• [Stated problem] Take the listing and print it in full, exactly as given.
------------------------------
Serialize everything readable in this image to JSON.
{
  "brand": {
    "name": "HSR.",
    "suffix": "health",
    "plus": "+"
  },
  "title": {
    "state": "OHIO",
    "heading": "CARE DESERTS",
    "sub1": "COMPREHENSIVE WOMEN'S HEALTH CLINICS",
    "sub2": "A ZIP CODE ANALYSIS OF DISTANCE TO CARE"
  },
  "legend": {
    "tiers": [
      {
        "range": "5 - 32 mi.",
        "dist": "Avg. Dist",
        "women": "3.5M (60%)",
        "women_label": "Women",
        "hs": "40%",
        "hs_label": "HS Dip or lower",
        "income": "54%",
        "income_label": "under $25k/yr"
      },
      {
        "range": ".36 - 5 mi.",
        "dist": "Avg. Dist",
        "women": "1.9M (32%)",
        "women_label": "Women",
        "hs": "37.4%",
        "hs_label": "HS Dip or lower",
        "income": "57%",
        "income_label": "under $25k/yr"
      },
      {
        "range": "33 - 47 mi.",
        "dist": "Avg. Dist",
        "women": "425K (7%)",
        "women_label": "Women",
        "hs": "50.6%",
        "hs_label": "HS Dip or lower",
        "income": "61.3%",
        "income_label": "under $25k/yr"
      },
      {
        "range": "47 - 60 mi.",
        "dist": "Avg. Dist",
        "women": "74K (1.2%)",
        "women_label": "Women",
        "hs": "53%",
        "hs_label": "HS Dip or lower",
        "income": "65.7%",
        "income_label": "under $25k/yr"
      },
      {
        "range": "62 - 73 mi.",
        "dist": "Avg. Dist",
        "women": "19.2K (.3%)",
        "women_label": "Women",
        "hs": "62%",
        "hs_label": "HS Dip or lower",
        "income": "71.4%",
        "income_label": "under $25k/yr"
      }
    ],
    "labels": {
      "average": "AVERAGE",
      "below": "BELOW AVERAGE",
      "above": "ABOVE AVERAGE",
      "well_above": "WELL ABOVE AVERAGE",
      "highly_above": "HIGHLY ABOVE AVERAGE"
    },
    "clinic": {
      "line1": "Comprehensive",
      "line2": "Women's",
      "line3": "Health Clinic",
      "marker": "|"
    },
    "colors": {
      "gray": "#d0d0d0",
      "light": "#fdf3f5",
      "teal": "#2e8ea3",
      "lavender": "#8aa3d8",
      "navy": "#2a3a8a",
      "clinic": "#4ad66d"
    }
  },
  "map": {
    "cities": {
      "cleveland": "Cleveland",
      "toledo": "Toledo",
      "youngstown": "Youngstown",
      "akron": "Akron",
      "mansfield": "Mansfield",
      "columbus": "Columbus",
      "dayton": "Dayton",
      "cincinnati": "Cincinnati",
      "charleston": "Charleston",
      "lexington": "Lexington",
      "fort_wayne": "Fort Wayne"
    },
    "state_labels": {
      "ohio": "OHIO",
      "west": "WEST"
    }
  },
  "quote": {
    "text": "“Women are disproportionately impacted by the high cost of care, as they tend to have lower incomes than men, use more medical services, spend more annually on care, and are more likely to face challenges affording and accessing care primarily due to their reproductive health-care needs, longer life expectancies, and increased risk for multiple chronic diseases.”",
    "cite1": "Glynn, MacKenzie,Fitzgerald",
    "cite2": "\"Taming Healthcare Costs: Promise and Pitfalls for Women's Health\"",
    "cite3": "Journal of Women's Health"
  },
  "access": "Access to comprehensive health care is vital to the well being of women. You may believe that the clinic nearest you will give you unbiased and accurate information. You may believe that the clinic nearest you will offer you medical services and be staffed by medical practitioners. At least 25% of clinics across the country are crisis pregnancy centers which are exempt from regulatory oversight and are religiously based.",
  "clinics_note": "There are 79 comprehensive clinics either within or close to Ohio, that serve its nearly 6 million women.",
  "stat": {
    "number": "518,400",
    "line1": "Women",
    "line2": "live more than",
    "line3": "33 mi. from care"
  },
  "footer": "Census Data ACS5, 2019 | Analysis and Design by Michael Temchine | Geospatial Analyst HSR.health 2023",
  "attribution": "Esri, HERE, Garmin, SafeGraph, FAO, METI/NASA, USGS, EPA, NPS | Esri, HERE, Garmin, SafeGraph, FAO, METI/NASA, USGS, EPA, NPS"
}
------------------------------
• [Result]
Serialize everything readable in this image to JSON.
{
  "brand": {
    "name": "HSR.",
    "suffix": "health",
    "plus": "+"
  },
  "title": {
    "state": "OHIO",
    "heading": "CARE DESERTS",
    "sub1": "COMPREHENSIVE WOMEN'S HEALTH CLINICS",
    "sub2": "A ZIP CODE ANALYSIS OF DISTANCE TO CARE"
  },
  "legend": {
    "tiers": [
      {
        "range": "5 - 32 mi.",
        "dist": "Avg. Dist",
        "women": "3.5M (60%)",
        "women_label": "Women",
        "hs": "40%",
        "hs_label": "HS Dip or lower",
        "income": "54%",
        "income_label": "under $25k/yr"
      },
      {
        "range": ".36 - 5 mi.",
        "dist": "Avg. Dist",
        "women": "1.9M (32%)",
        "women_label": "Women",
        "hs": "37.4%",
        "hs_label": "HS Dip or lower",
        "income": "57%",
        "income_label": "under $25k/yr"
      },
      {
        "range": "33 - 47 mi.",
        "dist": "Avg. Dist",
        "women": "425K (7%)",
        "women_label": "Women",
        "hs": "50.6%",
        "hs_label": "HS Dip or lower",
        "income": "61.3%",
        "income_label": "under $25k/yr"
      },
      {
        "range": "47 - 60 mi.",
        "dist": "Avg. Dist",
        "women": "74K (1.2%)",
        "women_label": "Women",
        "hs": "53%",
        "hs_label": "HS Dip or lower",
        "income": "65.7%",
        "income_label": "under $25k/yr"
      },
      {
        "range": "62 - 73 mi.",
        "dist": "Avg. Dist",
        "women": "19.2K (.3%)",
        "women_label": "Women",
        "hs": "62%",
        "hs_label": "HS Dip or lower",
        "income": "71.4%",
        "income_label": "under $25k/yr"
      }
    ],
    "labels": {
      "average": "AVERAGE",
      "below": "BELOW AVERAGE",
      "above": "ABOVE AVERAGE",
      "well_above": "WELL ABOVE AVERAGE",
      "highly_above": "HIGHLY ABOVE AVERAGE"
    },
    "clinic": {
      "line1": "Comprehensive",
      "line2": "Women's",
      "line3": "Health Clinic",
      "marker": "|"
    },
    "colors": {
      "gray": "#d0d0d0",
      "light": "#fdf3f5",
      "teal": "#2e8ea3",
      "lavender": "#8aa3d8",
      "navy": "#2a3a8a",
      "clinic": "#4ad66d"
    }
  },
  "map": {
    "cities": {
      "cleveland": "Cleveland",
      "toledo": "Toledo",
      "youngstown": "Youngstown",
      "akron": "Akron",
      "mansfield": "Mansfield",
      "columbus": "Columbus",
      "dayton": "Dayton",
      "cincinnati": "Cincinnati",
      "charleston": "Charleston",
      "lexington": "Lexington",
      "fort_wayne": "Fort Wayne"
    },
    "state_labels": {
      "ohio": "OHIO",
      "west": "WEST"
    }
  },
  "quote": {
    "text": "“Women are disproportionately impacted by the high cost of care, as they tend to have lower incomes than men, use more medical services, spend more annually on care, and are more likely to face challenges affording and accessing care primarily due to their reproductive health-care needs, longer life expectancies, and increased risk for multiple chronic diseases.”",
    "cite1": "Glynn, MacKenzie,Fitzgerald",
    "cite2": "\"Taming Healthcare Costs: Promise and Pitfalls for Women's Health\"",
    "cite3": "Journal of Women's Health"
  },
  "access": "Access to comprehensive health care is vital to the well being of women. You may believe that the clinic nearest you will give you unbiased and accurate information. You may believe that the clinic nearest you will offer you medical services and be staffed by medical practitioners. At least 25% of clinics across the country are crisis pregnancy centers which are exempt from regulatory oversight and are religiously based.",
  "clinics_note": "There are 79 comprehensive clinics either within or close to Ohio, that serve its nearly 6 million women.",
  "stat": {
    "number": "518,400",
    "line1": "Women",
    "line2": "live more than",
    "line3": "33 mi. from care"
  },
  "footer": "Census Data ACS5, 2019 | Analysis and Design by Michael Temchine | Geospatial Analyst HSR.health 2023",
  "attribution": "Esri, HERE, Garmin, SafeGraph, FAO, METI/NASA, USGS, EPA, NPS | Esri, HERE, Garmin, SafeGraph, FAO, METI/NASA, USGS, EPA, NPS"
}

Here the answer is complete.